-------- SOURCE MATERIAL

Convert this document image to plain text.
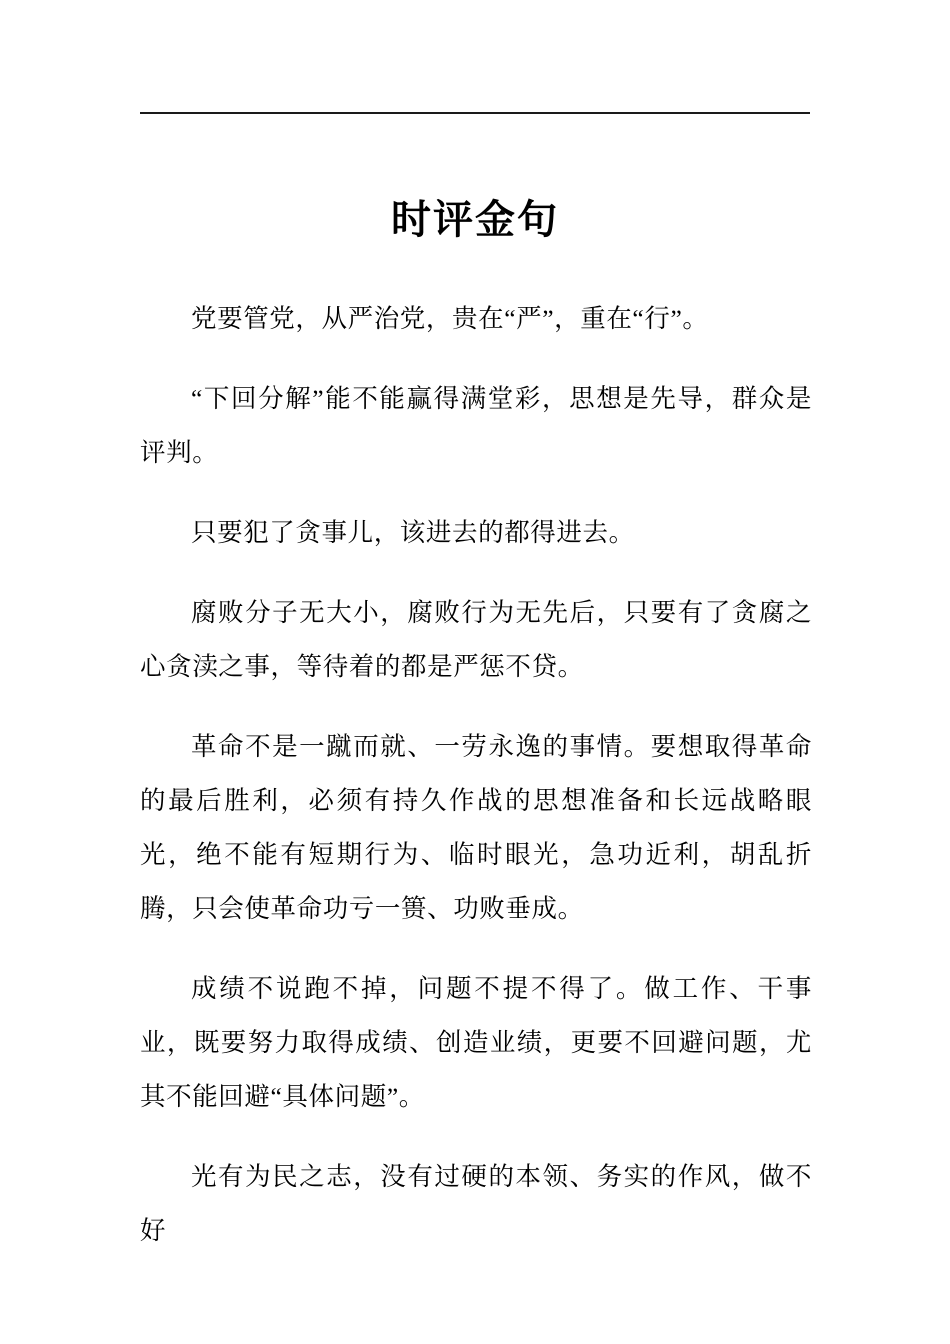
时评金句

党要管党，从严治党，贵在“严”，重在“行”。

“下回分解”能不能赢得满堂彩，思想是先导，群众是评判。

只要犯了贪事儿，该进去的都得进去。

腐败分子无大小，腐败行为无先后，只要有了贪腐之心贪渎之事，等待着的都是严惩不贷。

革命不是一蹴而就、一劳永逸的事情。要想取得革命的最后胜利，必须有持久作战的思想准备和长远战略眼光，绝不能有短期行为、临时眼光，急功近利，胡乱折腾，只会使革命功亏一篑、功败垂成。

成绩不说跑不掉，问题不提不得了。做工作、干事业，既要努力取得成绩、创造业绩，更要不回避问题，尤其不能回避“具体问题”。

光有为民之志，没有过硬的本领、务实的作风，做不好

----------------
-------- SOURCE MATERIAL

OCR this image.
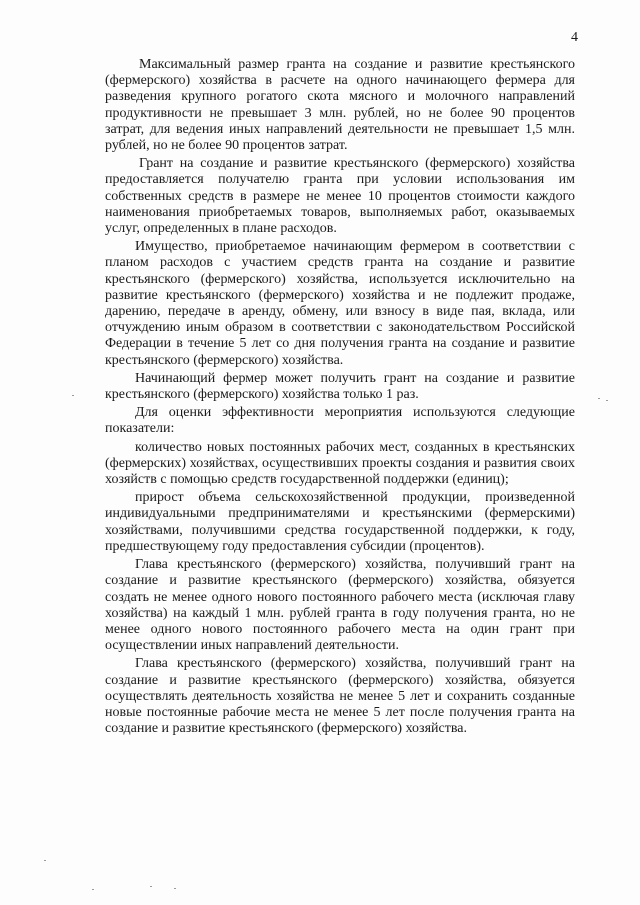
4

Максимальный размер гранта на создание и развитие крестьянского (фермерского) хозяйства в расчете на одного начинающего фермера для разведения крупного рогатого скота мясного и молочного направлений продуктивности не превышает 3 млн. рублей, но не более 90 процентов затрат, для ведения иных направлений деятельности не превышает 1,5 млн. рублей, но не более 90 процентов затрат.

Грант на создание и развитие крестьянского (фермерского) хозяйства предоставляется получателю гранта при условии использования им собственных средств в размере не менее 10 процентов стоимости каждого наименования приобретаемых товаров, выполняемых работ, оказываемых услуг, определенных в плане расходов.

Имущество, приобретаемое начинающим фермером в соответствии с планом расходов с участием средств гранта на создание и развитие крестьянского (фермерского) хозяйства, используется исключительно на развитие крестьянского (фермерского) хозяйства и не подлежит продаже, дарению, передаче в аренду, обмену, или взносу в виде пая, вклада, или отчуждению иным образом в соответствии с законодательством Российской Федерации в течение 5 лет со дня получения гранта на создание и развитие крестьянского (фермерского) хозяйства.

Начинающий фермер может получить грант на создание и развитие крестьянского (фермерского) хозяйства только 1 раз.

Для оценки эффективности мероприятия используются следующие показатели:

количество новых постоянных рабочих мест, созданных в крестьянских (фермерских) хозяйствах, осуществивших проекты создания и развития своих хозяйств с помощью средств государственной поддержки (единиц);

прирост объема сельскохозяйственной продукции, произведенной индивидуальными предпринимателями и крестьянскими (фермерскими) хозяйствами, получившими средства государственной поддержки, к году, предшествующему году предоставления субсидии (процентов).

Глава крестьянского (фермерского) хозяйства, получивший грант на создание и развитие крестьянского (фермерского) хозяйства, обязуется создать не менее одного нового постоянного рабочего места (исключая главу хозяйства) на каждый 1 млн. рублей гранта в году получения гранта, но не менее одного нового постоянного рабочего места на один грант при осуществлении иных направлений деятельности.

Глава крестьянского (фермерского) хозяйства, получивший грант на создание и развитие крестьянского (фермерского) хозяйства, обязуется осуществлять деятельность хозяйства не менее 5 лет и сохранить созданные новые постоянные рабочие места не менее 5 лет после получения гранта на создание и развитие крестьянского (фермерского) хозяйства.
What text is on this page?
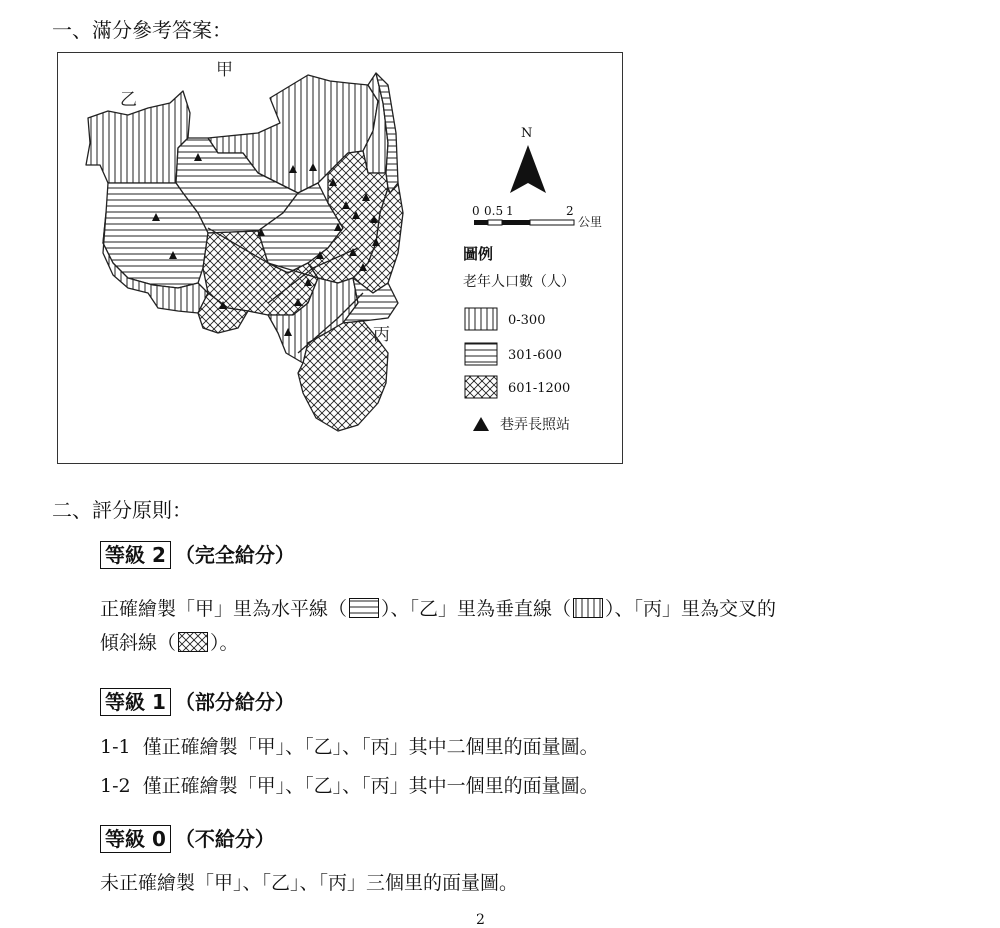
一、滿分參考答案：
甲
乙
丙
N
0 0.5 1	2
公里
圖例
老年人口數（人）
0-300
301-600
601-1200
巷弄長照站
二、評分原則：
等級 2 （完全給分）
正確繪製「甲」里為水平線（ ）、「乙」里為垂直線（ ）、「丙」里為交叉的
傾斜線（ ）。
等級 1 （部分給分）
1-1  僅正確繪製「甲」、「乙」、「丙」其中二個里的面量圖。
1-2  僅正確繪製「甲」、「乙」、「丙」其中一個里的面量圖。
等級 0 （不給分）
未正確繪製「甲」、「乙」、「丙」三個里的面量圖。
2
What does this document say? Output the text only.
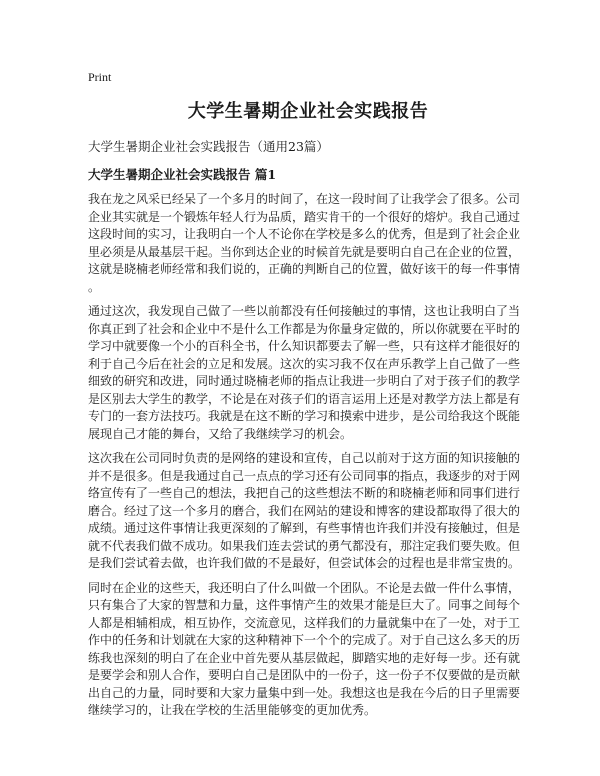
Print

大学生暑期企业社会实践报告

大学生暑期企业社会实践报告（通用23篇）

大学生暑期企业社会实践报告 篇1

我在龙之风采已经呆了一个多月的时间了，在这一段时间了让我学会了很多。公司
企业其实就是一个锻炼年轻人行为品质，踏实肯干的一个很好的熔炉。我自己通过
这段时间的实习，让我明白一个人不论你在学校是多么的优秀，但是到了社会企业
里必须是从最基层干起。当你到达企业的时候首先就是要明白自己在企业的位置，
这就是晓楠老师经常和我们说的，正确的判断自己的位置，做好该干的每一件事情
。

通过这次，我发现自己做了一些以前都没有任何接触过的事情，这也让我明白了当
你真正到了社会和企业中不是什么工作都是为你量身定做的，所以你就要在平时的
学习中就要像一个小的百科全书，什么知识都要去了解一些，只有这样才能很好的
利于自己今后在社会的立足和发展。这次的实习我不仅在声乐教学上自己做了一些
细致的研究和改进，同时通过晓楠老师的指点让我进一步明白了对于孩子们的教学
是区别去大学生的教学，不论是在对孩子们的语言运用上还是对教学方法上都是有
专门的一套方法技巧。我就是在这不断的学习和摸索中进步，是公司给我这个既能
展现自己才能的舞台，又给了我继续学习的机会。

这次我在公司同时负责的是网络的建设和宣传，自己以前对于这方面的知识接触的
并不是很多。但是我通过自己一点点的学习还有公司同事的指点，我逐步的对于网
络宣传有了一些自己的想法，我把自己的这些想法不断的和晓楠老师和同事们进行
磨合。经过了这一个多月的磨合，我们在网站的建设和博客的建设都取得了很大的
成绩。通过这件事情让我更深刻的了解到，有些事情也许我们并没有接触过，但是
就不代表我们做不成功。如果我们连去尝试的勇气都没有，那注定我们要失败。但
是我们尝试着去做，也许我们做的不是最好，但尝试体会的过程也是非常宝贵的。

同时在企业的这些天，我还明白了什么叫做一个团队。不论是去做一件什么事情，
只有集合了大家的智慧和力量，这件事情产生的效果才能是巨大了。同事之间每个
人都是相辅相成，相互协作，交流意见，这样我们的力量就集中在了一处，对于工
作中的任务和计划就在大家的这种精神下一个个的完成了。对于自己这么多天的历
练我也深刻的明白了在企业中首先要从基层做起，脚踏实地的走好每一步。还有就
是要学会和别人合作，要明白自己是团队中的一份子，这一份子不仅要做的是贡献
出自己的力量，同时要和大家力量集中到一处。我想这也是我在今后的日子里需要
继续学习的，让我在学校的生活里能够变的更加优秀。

----------------

Your task is to gather every line with the word "this" and copy it.

Convert this document image to plain text.
OCR this image.
What text is on this page?
What does this document say? Output the text only.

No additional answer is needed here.